Direction: Every entry below must appear again, exactly as written.

Dataset rows about figures:
####################

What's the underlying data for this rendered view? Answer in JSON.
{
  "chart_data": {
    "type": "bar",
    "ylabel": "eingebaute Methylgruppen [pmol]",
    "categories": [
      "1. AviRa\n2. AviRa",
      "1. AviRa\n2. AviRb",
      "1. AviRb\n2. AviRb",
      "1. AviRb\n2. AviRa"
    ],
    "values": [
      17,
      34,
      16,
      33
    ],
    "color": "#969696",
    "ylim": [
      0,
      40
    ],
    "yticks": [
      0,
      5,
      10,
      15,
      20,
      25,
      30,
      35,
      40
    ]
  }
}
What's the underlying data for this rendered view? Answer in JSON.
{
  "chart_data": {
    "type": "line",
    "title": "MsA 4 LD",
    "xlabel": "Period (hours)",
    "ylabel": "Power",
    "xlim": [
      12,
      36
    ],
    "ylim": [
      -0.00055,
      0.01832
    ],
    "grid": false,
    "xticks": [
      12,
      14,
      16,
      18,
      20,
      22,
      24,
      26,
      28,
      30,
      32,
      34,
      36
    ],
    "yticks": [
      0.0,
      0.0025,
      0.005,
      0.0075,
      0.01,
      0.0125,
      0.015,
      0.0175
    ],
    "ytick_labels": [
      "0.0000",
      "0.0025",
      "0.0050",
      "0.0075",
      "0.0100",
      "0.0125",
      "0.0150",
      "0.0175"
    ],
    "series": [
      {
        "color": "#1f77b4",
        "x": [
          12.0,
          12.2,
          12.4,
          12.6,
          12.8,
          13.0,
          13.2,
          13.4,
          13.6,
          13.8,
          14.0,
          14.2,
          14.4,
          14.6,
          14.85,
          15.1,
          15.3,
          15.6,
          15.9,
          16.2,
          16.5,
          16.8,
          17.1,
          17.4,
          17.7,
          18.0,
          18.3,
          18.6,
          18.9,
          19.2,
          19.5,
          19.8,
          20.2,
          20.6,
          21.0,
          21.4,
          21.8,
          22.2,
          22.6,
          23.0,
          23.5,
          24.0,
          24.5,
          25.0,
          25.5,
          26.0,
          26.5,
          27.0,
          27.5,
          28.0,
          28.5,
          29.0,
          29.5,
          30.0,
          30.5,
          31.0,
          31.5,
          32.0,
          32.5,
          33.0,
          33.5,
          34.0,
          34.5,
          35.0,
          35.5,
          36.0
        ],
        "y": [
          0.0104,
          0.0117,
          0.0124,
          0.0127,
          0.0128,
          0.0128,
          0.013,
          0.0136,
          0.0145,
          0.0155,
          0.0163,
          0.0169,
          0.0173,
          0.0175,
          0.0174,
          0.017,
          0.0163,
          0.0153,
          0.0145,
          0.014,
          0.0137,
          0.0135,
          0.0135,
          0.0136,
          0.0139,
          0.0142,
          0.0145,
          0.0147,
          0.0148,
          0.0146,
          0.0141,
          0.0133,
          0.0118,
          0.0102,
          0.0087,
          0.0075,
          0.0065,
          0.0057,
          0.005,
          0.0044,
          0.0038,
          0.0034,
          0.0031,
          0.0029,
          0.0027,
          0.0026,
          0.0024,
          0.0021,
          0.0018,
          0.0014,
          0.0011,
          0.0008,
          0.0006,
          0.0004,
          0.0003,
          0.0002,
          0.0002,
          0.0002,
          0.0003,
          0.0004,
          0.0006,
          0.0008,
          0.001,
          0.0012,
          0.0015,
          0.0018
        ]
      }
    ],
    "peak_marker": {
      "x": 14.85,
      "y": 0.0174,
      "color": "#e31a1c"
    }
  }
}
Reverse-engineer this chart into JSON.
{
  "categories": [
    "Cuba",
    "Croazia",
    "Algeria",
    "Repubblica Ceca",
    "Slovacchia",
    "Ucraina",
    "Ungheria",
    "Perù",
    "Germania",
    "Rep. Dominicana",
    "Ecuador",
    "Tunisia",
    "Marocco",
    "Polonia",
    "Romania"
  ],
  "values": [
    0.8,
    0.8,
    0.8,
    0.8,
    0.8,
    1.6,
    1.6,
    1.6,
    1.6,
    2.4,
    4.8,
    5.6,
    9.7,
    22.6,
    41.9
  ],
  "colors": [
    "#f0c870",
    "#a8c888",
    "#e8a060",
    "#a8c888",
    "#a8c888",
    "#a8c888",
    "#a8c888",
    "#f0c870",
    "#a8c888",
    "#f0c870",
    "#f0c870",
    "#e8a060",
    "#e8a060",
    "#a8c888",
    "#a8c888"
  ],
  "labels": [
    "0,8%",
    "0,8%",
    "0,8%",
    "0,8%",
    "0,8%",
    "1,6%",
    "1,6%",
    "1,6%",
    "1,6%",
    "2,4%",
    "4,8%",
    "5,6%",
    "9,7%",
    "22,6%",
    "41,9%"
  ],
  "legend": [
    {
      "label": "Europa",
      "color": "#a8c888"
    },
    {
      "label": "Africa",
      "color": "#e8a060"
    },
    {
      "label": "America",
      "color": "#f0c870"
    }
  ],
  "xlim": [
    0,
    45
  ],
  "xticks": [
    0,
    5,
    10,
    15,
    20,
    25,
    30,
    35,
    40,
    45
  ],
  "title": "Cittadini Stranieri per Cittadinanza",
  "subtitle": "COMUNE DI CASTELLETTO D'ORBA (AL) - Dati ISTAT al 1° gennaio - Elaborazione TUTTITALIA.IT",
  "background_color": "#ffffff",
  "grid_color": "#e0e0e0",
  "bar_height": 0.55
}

####################

Finished task:
What's the underlying data for this rendered view? Answer in JSON.
{
  "chart_data": {
    "type": "bar",
    "ylabel": "eingebaute Methylgruppen [pmol]",
    "categories": [
      "1. AviRa\n2. AviRa",
      "1. AviRa\n2. AviRb",
      "1. AviRb\n2. AviRb",
      "1. AviRb\n2. AviRa"
    ],
    "values": [
      17,
      34,
      16,
      33
    ],
    "color": "#969696",
    "ylim": [
      0,
      40
    ],
    "yticks": [
      0,
      5,
      10,
      15,
      20,
      25,
      30,
      35,
      40
    ]
  }
}
What's the underlying data for this rendered view? Answer in JSON.
{
  "chart_data": {
    "type": "line",
    "title": "MsA 4 LD",
    "xlabel": "Period (hours)",
    "ylabel": "Power",
    "xlim": [
      12,
      36
    ],
    "ylim": [
      -0.00055,
      0.01832
    ],
    "grid": false,
    "xticks": [
      12,
      14,
      16,
      18,
      20,
      22,
      24,
      26,
      28,
      30,
      32,
      34,
      36
    ],
    "yticks": [
      0.0,
      0.0025,
      0.005,
      0.0075,
      0.01,
      0.0125,
      0.015,
      0.0175
    ],
    "ytick_labels": [
      "0.0000",
      "0.0025",
      "0.0050",
      "0.0075",
      "0.0100",
      "0.0125",
      "0.0150",
      "0.0175"
    ],
    "series": [
      {
        "color": "#1f77b4",
        "x": [
          12.0,
          12.2,
          12.4,
          12.6,
          12.8,
          13.0,
          13.2,
          13.4,
          13.6,
          13.8,
          14.0,
          14.2,
          14.4,
          14.6,
          14.85,
          15.1,
          15.3,
          15.6,
          15.9,
          16.2,
          16.5,
          16.8,
          17.1,
          17.4,
          17.7,
          18.0,
          18.3,
          18.6,
          18.9,
          19.2,
          19.5,
          19.8,
          20.2,
          20.6,
          21.0,
          21.4,
          21.8,
          22.2,
          22.6,
          23.0,
          23.5,
          24.0,
          24.5,
          25.0,
          25.5,
          26.0,
          26.5,
          27.0,
          27.5,
          28.0,
          28.5,
          29.0,
          29.5,
          30.0,
          30.5,
          31.0,
          31.5,
          32.0,
          32.5,
          33.0,
          33.5,
          34.0,
          34.5,
          35.0,
          35.5,
          36.0
        ],
        "y": [
          0.0104,
          0.0117,
          0.0124,
          0.0127,
          0.0128,
          0.0128,
          0.013,
          0.0136,
          0.0145,
          0.0155,
          0.0163,
          0.0169,
          0.0173,
          0.0175,
          0.0174,
          0.017,
          0.0163,
          0.0153,
          0.0145,
          0.014,
          0.0137,
          0.0135,
          0.0135,
          0.0136,
          0.0139,
          0.0142,
          0.0145,
          0.0147,
          0.0148,
          0.0146,
          0.0141,
          0.0133,
          0.0118,
          0.0102,
          0.0087,
          0.0075,
          0.0065,
          0.0057,
          0.005,
          0.0044,
          0.0038,
          0.0034,
          0.0031,
          0.0029,
          0.0027,
          0.0026,
          0.0024,
          0.0021,
          0.0018,
          0.0014,
          0.0011,
          0.0008,
          0.0006,
          0.0004,
          0.0003,
          0.0002,
          0.0002,
          0.0002,
          0.0003,
          0.0004,
          0.0006,
          0.0008,
          0.001,
          0.0012,
          0.0015,
          0.0018
        ]
      }
    ],
    "peak_marker": {
      "x": 14.85,
      "y": 0.0174,
      "color": "#e31a1c"
    }
  }
}
Reverse-engineer this chart into JSON.
{
  "categories": [
    "Cuba",
    "Croazia",
    "Algeria",
    "Repubblica Ceca",
    "Slovacchia",
    "Ucraina",
    "Ungheria",
    "Perù",
    "Germania",
    "Rep. Dominicana",
    "Ecuador",
    "Tunisia",
    "Marocco",
    "Polonia",
    "Romania"
  ],
  "values": [
    0.8,
    0.8,
    0.8,
    0.8,
    0.8,
    1.6,
    1.6,
    1.6,
    1.6,
    2.4,
    4.8,
    5.6,
    9.7,
    22.6,
    41.9
  ],
  "colors": [
    "#f0c870",
    "#a8c888",
    "#e8a060",
    "#a8c888",
    "#a8c888",
    "#a8c888",
    "#a8c888",
    "#f0c870",
    "#a8c888",
    "#f0c870",
    "#f0c870",
    "#e8a060",
    "#e8a060",
    "#a8c888",
    "#a8c888"
  ],
  "labels": [
    "0,8%",
    "0,8%",
    "0,8%",
    "0,8%",
    "0,8%",
    "1,6%",
    "1,6%",
    "1,6%",
    "1,6%",
    "2,4%",
    "4,8%",
    "5,6%",
    "9,7%",
    "22,6%",
    "41,9%"
  ],
  "legend": [
    {
      "label": "Europa",
      "color": "#a8c888"
    },
    {
      "label": "Africa",
      "color": "#e8a060"
    },
    {
      "label": "America",
      "color": "#f0c870"
    }
  ],
  "xlim": [
    0,
    45
  ],
  "xticks": [
    0,
    5,
    10,
    15,
    20,
    25,
    30,
    35,
    40,
    45
  ],
  "title": "Cittadini Stranieri per Cittadinanza",
  "subtitle": "COMUNE DI CASTELLETTO D'ORBA (AL) - Dati ISTAT al 1° gennaio - Elaborazione TUTTITALIA.IT",
  "background_color": "#ffffff",
  "grid_color": "#e0e0e0",
  "bar_height": 0.55
}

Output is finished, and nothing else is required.